(Records contained in a dataset)
------------------------------------------------------------------------

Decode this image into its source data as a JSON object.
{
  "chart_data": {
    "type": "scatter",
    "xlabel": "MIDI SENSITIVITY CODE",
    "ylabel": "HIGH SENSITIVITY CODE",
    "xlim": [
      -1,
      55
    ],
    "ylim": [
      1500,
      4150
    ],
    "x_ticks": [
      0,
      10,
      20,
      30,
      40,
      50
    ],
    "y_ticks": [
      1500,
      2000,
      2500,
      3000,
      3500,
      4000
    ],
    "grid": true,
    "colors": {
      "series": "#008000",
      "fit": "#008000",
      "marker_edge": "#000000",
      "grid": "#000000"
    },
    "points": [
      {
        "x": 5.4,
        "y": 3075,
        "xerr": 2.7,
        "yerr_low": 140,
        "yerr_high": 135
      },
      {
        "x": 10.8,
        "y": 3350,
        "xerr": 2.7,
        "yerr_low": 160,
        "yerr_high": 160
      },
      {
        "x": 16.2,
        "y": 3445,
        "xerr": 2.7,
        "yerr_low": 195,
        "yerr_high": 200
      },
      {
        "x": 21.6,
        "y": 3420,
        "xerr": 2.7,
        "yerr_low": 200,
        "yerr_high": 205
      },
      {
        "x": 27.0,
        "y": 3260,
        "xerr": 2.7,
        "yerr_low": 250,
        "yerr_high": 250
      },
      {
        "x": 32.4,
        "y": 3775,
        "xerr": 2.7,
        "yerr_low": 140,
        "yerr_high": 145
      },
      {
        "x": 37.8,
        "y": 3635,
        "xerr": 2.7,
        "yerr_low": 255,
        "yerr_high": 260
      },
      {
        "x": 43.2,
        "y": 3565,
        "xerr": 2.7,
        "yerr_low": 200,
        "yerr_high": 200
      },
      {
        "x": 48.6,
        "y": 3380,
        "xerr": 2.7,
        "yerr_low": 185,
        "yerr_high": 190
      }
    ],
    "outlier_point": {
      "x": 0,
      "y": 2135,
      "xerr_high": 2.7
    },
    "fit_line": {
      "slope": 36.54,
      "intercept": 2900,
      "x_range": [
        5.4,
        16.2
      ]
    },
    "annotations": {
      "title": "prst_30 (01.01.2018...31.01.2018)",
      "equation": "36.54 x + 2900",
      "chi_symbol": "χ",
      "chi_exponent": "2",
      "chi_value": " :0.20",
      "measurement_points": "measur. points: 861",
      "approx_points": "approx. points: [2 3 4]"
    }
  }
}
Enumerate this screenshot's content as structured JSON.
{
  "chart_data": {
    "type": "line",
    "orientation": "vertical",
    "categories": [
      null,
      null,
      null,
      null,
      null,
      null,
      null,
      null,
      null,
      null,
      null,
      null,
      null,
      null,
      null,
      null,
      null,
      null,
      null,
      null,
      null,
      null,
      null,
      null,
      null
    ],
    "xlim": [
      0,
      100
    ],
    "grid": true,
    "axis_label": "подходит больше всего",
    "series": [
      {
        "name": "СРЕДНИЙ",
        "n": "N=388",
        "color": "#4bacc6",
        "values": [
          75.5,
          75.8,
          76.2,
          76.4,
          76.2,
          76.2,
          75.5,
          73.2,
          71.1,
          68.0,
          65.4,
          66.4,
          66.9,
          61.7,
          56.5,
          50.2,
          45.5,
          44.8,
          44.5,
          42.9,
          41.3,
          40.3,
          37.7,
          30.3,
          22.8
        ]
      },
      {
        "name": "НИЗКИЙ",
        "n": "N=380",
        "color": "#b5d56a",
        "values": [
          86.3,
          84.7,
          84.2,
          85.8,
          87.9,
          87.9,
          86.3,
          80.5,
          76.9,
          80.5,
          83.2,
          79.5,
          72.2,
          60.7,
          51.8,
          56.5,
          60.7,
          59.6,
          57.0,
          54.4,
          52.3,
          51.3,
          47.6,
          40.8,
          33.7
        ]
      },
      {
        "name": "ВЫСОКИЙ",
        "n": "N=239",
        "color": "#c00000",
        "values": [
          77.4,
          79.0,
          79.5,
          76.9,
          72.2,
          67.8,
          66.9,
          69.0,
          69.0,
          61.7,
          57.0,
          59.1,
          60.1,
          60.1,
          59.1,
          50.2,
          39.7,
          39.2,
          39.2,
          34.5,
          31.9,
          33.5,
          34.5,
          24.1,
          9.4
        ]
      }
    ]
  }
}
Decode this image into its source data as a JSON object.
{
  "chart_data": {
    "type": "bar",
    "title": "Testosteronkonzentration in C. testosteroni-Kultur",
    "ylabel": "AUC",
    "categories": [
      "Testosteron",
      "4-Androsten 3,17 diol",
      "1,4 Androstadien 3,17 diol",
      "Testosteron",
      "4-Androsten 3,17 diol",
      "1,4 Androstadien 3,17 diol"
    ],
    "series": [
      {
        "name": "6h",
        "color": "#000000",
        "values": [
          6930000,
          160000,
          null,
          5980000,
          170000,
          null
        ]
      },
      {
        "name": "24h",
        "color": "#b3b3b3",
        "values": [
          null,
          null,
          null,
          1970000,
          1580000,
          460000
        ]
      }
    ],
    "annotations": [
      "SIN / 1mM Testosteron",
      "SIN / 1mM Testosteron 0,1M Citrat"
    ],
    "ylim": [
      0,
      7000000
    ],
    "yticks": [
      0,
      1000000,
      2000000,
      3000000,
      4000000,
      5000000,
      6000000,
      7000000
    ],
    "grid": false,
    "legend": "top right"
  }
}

------------------------------------------------------------------------

Task directions: Set every line of the listing down word for word.

Written solution:
Decode this image into its source data as a JSON object.
{
  "chart_data": {
    "type": "scatter",
    "xlabel": "MIDI SENSITIVITY CODE",
    "ylabel": "HIGH SENSITIVITY CODE",
    "xlim": [
      -1,
      55
    ],
    "ylim": [
      1500,
      4150
    ],
    "x_ticks": [
      0,
      10,
      20,
      30,
      40,
      50
    ],
    "y_ticks": [
      1500,
      2000,
      2500,
      3000,
      3500,
      4000
    ],
    "grid": true,
    "colors": {
      "series": "#008000",
      "fit": "#008000",
      "marker_edge": "#000000",
      "grid": "#000000"
    },
    "points": [
      {
        "x": 5.4,
        "y": 3075,
        "xerr": 2.7,
        "yerr_low": 140,
        "yerr_high": 135
      },
      {
        "x": 10.8,
        "y": 3350,
        "xerr": 2.7,
        "yerr_low": 160,
        "yerr_high": 160
      },
      {
        "x": 16.2,
        "y": 3445,
        "xerr": 2.7,
        "yerr_low": 195,
        "yerr_high": 200
      },
      {
        "x": 21.6,
        "y": 3420,
        "xerr": 2.7,
        "yerr_low": 200,
        "yerr_high": 205
      },
      {
        "x": 27.0,
        "y": 3260,
        "xerr": 2.7,
        "yerr_low": 250,
        "yerr_high": 250
      },
      {
        "x": 32.4,
        "y": 3775,
        "xerr": 2.7,
        "yerr_low": 140,
        "yerr_high": 145
      },
      {
        "x": 37.8,
        "y": 3635,
        "xerr": 2.7,
        "yerr_low": 255,
        "yerr_high": 260
      },
      {
        "x": 43.2,
        "y": 3565,
        "xerr": 2.7,
        "yerr_low": 200,
        "yerr_high": 200
      },
      {
        "x": 48.6,
        "y": 3380,
        "xerr": 2.7,
        "yerr_low": 185,
        "yerr_high": 190
      }
    ],
    "outlier_point": {
      "x": 0,
      "y": 2135,
      "xerr_high": 2.7
    },
    "fit_line": {
      "slope": 36.54,
      "intercept": 2900,
      "x_range": [
        5.4,
        16.2
      ]
    },
    "annotations": {
      "title": "prst_30 (01.01.2018...31.01.2018)",
      "equation": "36.54 x + 2900",
      "chi_symbol": "χ",
      "chi_exponent": "2",
      "chi_value": " :0.20",
      "measurement_points": "measur. points: 861",
      "approx_points": "approx. points: [2 3 4]"
    }
  }
}
Enumerate this screenshot's content as structured JSON.
{
  "chart_data": {
    "type": "line",
    "orientation": "vertical",
    "categories": [
      null,
      null,
      null,
      null,
      null,
      null,
      null,
      null,
      null,
      null,
      null,
      null,
      null,
      null,
      null,
      null,
      null,
      null,
      null,
      null,
      null,
      null,
      null,
      null,
      null
    ],
    "xlim": [
      0,
      100
    ],
    "grid": true,
    "axis_label": "подходит больше всего",
    "series": [
      {
        "name": "СРЕДНИЙ",
        "n": "N=388",
        "color": "#4bacc6",
        "values": [
          75.5,
          75.8,
          76.2,
          76.4,
          76.2,
          76.2,
          75.5,
          73.2,
          71.1,
          68.0,
          65.4,
          66.4,
          66.9,
          61.7,
          56.5,
          50.2,
          45.5,
          44.8,
          44.5,
          42.9,
          41.3,
          40.3,
          37.7,
          30.3,
          22.8
        ]
      },
      {
        "name": "НИЗКИЙ",
        "n": "N=380",
        "color": "#b5d56a",
        "values": [
          86.3,
          84.7,
          84.2,
          85.8,
          87.9,
          87.9,
          86.3,
          80.5,
          76.9,
          80.5,
          83.2,
          79.5,
          72.2,
          60.7,
          51.8,
          56.5,
          60.7,
          59.6,
          57.0,
          54.4,
          52.3,
          51.3,
          47.6,
          40.8,
          33.7
        ]
      },
      {
        "name": "ВЫСОКИЙ",
        "n": "N=239",
        "color": "#c00000",
        "values": [
          77.4,
          79.0,
          79.5,
          76.9,
          72.2,
          67.8,
          66.9,
          69.0,
          69.0,
          61.7,
          57.0,
          59.1,
          60.1,
          60.1,
          59.1,
          50.2,
          39.7,
          39.2,
          39.2,
          34.5,
          31.9,
          33.5,
          34.5,
          24.1,
          9.4
        ]
      }
    ]
  }
}
Decode this image into its source data as a JSON object.
{
  "chart_data": {
    "type": "bar",
    "title": "Testosteronkonzentration in C. testosteroni-Kultur",
    "ylabel": "AUC",
    "categories": [
      "Testosteron",
      "4-Androsten 3,17 diol",
      "1,4 Androstadien 3,17 diol",
      "Testosteron",
      "4-Androsten 3,17 diol",
      "1,4 Androstadien 3,17 diol"
    ],
    "series": [
      {
        "name": "6h",
        "color": "#000000",
        "values": [
          6930000,
          160000,
          null,
          5980000,
          170000,
          null
        ]
      },
      {
        "name": "24h",
        "color": "#b3b3b3",
        "values": [
          null,
          null,
          null,
          1970000,
          1580000,
          460000
        ]
      }
    ],
    "annotations": [
      "SIN / 1mM Testosteron",
      "SIN / 1mM Testosteron 0,1M Citrat"
    ],
    "ylim": [
      0,
      7000000
    ],
    "yticks": [
      0,
      1000000,
      2000000,
      3000000,
      4000000,
      5000000,
      6000000,
      7000000
    ],
    "grid": false,
    "legend": "top right"
  }
}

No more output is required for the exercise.